■ **PROVIDED DATA**

────────────────────────────────────────

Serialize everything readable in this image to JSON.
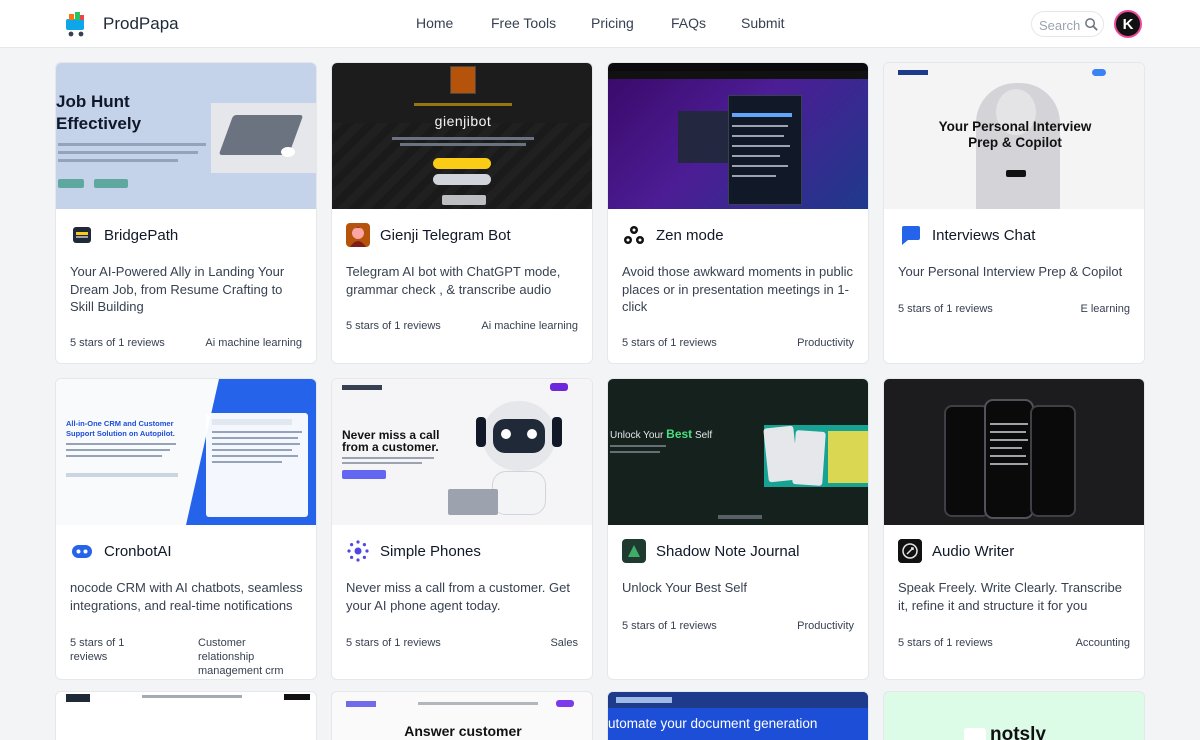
{
  "header": {
    "brand": "ProdPapa",
    "nav": [
      "Home",
      "Free Tools",
      "Pricing",
      "FAQs",
      "Submit"
    ],
    "search_placeholder": "Search",
    "avatar_letter": "K"
  },
  "cards": [
    {
      "title": "BridgePath",
      "description": "Your AI-Powered Ally in Landing Your Dream Job, from Resume Crafting to Skill Building",
      "rating": "5 stars of 1 reviews",
      "tag": "Ai machine learning",
      "shot_text": [
        "Job Hunt",
        "Effectively"
      ]
    },
    {
      "title": "Gienji Telegram Bot",
      "description": "Telegram AI bot with ChatGPT mode, grammar check , & transcribe audio",
      "rating": "5 stars of 1 reviews",
      "tag": "Ai machine learning",
      "shot_text": [
        "gienjibot"
      ]
    },
    {
      "title": "Zen mode",
      "description": "Avoid those awkward moments in public places or in presentation meetings in 1-click",
      "rating": "5 stars of 1 reviews",
      "tag": "Productivity",
      "shot_text": []
    },
    {
      "title": "Interviews Chat",
      "description": "Your Personal Interview Prep & Copilot",
      "rating": "5 stars of 1 reviews",
      "tag": "E learning",
      "shot_text": [
        "Your Personal Interview",
        "Prep & Copilot"
      ]
    },
    {
      "title": "CronbotAI",
      "description": "nocode CRM with AI chatbots, seamless integrations, and real-time notifications",
      "rating": "5 stars of 1 reviews",
      "tag": "Customer relationship management crm",
      "shot_text": [
        "All-in-One CRM and Customer",
        "Support Solution on Autopilot."
      ]
    },
    {
      "title": "Simple Phones",
      "description": "Never miss a call from a customer. Get your AI phone agent today.",
      "rating": "5 stars of 1 reviews",
      "tag": "Sales",
      "shot_text": [
        "Never miss a call",
        "from a customer."
      ]
    },
    {
      "title": "Shadow Note Journal",
      "description": "Unlock Your Best Self",
      "rating": "5 stars of 1 reviews",
      "tag": "Productivity",
      "shot_text": [
        "Unlock Your",
        "Best",
        "Self"
      ]
    },
    {
      "title": "Audio Writer",
      "description": "Speak Freely. Write Clearly. Transcribe it, refine it and structure it for you",
      "rating": "5 stars of 1 reviews",
      "tag": "Accounting",
      "shot_text": []
    }
  ],
  "partial_cards": [
    {
      "shot_text": ""
    },
    {
      "shot_text": "Answer customer"
    },
    {
      "shot_text": "utomate your document generation"
    },
    {
      "shot_text": "notsly"
    }
  ],
  "colors": {
    "page_bg": "#f3f4f6",
    "accent_blue": "#2563eb",
    "avatar_ring": "#ec4899"
  }
}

────────────────────────────────────────

■ **CHALLENGE**
Only the number is needed here: how many lines of the records contain "Never"?

■ **COMPLETED TASK**
2